* _Work to do_:
In the listing below, locate the lines bearing the word "JSON". Copy every one of them.

(Figure dataset records)
....................
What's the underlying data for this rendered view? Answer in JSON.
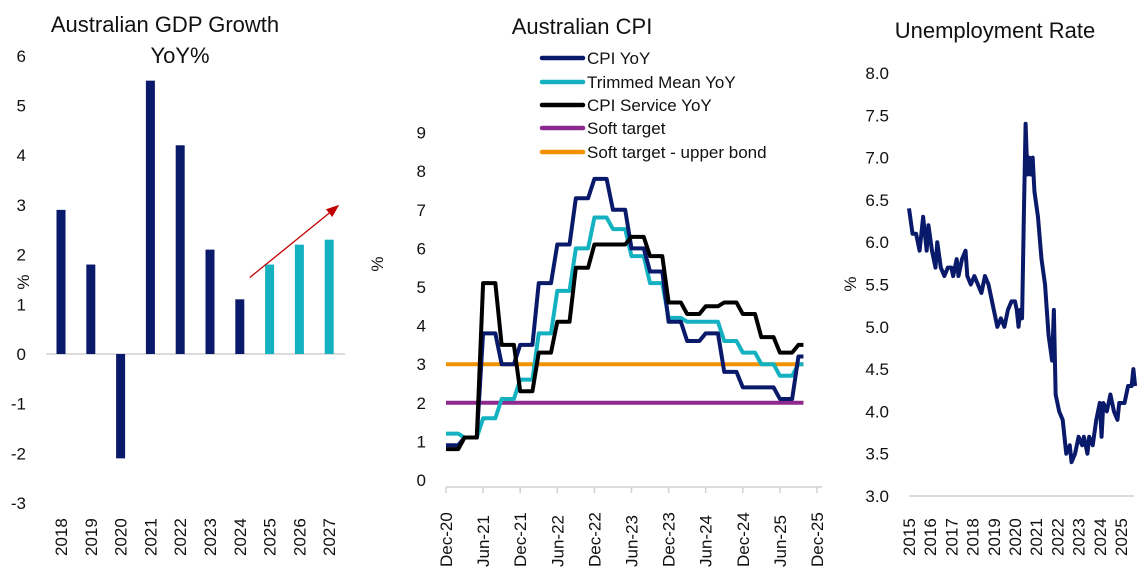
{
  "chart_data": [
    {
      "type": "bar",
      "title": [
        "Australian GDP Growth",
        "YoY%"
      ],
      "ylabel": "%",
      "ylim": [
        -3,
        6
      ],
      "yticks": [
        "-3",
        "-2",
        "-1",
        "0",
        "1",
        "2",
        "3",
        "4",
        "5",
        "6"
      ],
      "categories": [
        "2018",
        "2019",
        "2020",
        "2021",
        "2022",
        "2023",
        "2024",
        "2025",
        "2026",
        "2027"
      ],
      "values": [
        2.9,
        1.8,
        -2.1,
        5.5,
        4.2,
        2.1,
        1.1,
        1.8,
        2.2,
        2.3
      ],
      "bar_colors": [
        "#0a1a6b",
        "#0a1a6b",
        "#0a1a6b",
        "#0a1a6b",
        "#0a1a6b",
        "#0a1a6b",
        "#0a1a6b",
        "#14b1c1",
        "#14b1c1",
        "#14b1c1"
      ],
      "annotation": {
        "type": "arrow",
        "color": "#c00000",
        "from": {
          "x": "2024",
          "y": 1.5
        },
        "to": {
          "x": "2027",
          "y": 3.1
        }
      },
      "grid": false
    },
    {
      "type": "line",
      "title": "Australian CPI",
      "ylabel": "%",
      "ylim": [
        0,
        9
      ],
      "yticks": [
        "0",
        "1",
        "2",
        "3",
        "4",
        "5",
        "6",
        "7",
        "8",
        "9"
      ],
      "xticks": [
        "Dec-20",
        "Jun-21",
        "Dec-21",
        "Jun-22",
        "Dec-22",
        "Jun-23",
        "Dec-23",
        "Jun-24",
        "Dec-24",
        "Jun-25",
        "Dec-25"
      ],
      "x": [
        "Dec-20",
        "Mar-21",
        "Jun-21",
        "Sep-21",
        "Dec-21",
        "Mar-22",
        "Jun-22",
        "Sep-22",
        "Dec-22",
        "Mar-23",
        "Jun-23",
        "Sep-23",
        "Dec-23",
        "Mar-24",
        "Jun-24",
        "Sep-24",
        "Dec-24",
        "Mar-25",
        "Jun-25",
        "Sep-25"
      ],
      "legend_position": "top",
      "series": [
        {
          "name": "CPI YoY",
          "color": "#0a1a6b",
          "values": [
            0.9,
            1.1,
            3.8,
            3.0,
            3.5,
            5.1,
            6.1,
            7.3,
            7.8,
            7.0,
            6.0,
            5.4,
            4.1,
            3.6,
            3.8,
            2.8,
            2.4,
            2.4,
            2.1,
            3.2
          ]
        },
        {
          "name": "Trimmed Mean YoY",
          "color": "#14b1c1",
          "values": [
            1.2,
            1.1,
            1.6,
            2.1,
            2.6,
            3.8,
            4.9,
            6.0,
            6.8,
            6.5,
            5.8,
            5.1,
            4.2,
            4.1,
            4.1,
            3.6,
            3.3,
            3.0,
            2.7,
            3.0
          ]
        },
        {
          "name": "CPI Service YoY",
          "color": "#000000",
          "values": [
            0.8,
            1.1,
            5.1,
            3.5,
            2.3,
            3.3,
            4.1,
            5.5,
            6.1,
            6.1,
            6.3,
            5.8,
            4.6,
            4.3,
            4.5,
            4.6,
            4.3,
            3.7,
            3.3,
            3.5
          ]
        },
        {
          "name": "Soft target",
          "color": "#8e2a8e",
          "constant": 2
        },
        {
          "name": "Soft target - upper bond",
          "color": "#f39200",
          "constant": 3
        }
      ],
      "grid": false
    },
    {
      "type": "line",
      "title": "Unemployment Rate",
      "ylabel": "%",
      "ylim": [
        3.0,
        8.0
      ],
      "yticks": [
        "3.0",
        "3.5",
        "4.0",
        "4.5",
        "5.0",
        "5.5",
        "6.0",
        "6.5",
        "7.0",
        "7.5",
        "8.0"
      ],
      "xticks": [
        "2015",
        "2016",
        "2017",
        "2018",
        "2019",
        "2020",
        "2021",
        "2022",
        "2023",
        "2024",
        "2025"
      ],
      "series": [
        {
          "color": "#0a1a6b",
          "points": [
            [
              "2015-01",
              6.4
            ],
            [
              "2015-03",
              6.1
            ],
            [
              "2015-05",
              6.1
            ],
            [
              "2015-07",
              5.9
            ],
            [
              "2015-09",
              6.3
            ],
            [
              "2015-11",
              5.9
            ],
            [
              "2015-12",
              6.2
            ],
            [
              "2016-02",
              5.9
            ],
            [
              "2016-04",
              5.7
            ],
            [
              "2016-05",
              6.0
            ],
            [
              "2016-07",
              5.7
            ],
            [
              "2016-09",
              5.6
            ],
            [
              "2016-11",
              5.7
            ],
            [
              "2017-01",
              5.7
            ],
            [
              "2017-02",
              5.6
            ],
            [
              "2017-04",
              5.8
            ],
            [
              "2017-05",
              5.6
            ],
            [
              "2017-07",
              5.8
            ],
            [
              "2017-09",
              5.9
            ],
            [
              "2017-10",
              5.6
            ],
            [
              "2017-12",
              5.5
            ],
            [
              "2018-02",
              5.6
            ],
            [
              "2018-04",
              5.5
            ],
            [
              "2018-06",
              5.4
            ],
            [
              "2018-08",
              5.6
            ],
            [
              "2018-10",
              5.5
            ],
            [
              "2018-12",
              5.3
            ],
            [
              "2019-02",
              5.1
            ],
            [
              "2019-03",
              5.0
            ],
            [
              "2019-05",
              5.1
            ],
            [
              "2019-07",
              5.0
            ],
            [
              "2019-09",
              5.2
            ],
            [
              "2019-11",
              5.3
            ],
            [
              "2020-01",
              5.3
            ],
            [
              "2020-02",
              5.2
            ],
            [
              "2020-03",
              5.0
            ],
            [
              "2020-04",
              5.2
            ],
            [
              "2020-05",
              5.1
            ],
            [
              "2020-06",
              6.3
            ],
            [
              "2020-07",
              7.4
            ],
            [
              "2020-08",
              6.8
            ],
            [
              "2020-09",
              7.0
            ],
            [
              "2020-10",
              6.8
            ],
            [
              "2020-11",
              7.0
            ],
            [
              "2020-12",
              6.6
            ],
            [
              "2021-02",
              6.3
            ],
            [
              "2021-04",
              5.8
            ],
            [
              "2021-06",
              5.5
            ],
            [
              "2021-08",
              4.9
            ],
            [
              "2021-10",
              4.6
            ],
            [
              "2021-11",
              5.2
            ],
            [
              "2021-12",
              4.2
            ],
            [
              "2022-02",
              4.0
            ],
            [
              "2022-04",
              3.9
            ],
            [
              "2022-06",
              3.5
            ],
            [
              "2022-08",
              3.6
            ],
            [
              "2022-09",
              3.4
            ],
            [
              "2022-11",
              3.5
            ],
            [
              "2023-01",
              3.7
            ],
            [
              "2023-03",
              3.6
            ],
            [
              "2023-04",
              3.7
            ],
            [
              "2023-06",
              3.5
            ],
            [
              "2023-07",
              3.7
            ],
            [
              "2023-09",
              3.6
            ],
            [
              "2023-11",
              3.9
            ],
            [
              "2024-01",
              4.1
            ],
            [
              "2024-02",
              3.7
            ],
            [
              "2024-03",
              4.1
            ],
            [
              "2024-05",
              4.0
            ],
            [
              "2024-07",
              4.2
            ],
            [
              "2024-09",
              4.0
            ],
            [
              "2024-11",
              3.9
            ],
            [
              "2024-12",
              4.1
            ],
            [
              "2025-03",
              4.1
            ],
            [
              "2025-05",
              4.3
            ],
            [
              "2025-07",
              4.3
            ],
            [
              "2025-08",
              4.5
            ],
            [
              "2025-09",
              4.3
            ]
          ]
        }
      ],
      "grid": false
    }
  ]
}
....................
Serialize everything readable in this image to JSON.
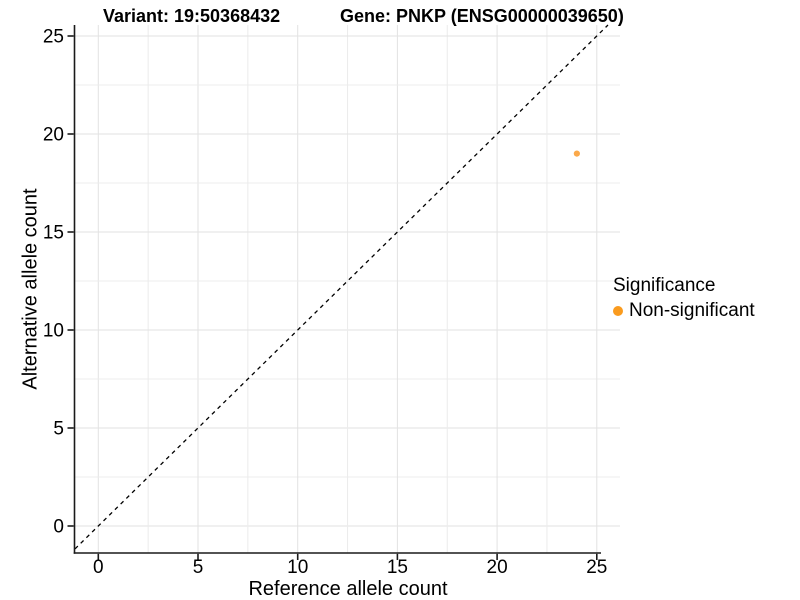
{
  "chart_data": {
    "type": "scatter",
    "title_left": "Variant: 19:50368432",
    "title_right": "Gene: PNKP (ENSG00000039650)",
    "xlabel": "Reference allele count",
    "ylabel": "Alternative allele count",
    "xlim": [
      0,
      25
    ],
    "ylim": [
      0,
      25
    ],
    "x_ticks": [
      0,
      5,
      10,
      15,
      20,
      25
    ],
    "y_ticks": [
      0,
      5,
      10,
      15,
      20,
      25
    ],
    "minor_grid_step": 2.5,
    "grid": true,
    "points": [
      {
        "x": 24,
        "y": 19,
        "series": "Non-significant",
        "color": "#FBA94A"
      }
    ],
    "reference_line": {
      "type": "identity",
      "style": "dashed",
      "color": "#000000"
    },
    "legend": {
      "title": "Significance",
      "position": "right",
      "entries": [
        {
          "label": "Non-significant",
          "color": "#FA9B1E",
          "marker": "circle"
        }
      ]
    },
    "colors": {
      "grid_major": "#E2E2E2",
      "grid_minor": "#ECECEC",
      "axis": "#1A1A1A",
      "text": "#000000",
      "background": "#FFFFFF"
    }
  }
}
....................
* _Expected output_:
What's the underlying data for this rendered view? Answer in JSON.
Serialize everything readable in this image to JSON.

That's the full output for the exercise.